◆ **Task statement**
Return, word for word, the stretch of the entries from the line containing "List each element" through the line containing "section-divider: [66, 270, 494, 278]", with both of those lines included. Leave the pictures out.

◆ **Data records**
..........

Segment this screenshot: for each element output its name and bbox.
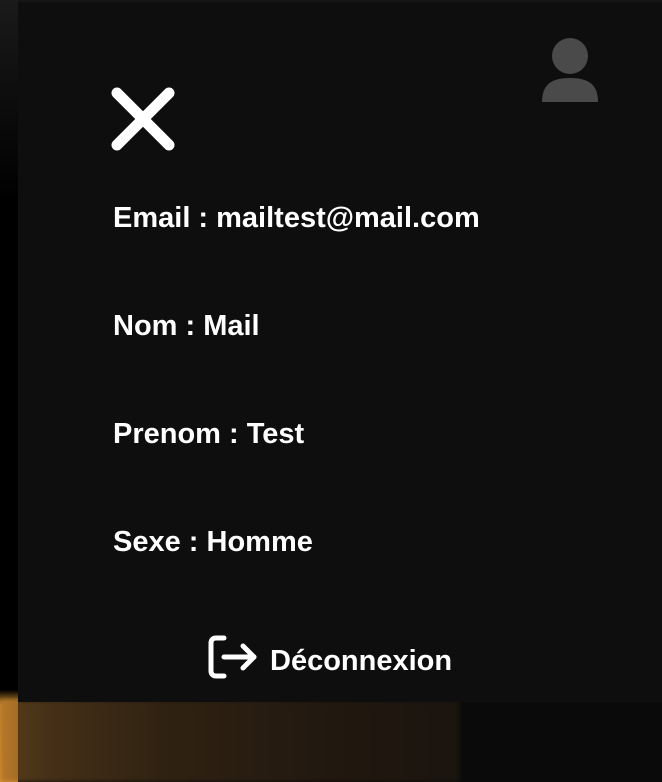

..........

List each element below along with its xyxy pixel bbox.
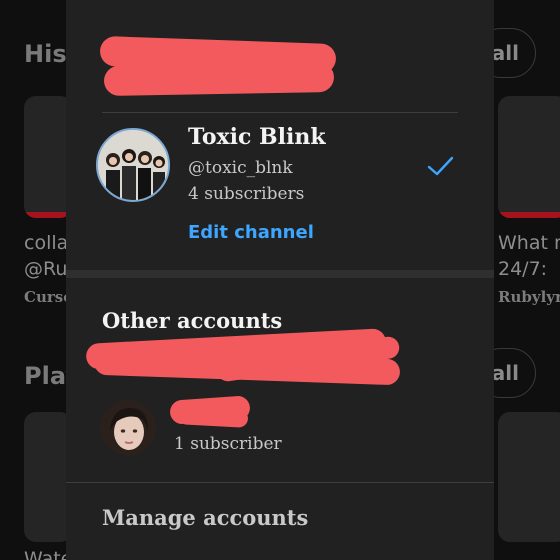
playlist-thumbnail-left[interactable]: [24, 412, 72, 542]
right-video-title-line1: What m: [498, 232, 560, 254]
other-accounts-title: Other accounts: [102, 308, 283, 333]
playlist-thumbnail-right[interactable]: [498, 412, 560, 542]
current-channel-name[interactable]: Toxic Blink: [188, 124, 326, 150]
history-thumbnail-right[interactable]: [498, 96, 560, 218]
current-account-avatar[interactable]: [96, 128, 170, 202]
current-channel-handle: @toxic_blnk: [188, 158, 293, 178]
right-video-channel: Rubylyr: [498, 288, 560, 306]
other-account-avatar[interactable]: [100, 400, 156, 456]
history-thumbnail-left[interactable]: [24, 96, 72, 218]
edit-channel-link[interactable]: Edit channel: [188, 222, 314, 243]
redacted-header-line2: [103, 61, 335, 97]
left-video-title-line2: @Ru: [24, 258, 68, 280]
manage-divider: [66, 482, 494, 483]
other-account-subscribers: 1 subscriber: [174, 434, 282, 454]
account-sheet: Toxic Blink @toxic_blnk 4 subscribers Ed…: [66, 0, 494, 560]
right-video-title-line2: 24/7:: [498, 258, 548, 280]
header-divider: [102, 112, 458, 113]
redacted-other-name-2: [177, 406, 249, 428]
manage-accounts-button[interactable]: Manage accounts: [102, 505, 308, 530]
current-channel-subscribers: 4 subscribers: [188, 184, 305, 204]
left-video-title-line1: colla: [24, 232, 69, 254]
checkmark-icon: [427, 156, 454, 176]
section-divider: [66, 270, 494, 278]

..........

◆ **Written solution**
List each element below along with its xyxy pixel bbox.
playlist-thumbnail-left[interactable]: [24, 412, 72, 542]
right-video-title-line1: What m: [498, 232, 560, 254]
other-accounts-title: Other accounts: [102, 308, 283, 333]
playlist-thumbnail-right[interactable]: [498, 412, 560, 542]
current-channel-name[interactable]: Toxic Blink: [188, 124, 326, 150]
history-thumbnail-right[interactable]: [498, 96, 560, 218]
current-account-avatar[interactable]: [96, 128, 170, 202]
current-channel-handle: @toxic_blnk: [188, 158, 293, 178]
right-video-channel: Rubylyr: [498, 288, 560, 306]
other-account-avatar[interactable]: [100, 400, 156, 456]
history-thumbnail-left[interactable]: [24, 96, 72, 218]
edit-channel-link[interactable]: Edit channel: [188, 222, 314, 243]
redacted-header-line2: [103, 61, 335, 97]
left-video-title-line2: @Ru: [24, 258, 68, 280]
manage-divider: [66, 482, 494, 483]
other-account-subscribers: 1 subscriber: [174, 434, 282, 454]
account-sheet: Toxic Blink @toxic_blnk 4 subscribers Ed…: [66, 0, 494, 560]
right-video-title-line2: 24/7:: [498, 258, 548, 280]
header-divider: [102, 112, 458, 113]
redacted-other-name-2: [177, 406, 249, 428]
manage-accounts-button[interactable]: Manage accounts: [102, 505, 308, 530]
current-channel-subscribers: 4 subscribers: [188, 184, 305, 204]
left-video-title-line1: colla: [24, 232, 69, 254]
checkmark-icon: [427, 156, 454, 176]
section-divider: [66, 270, 494, 278]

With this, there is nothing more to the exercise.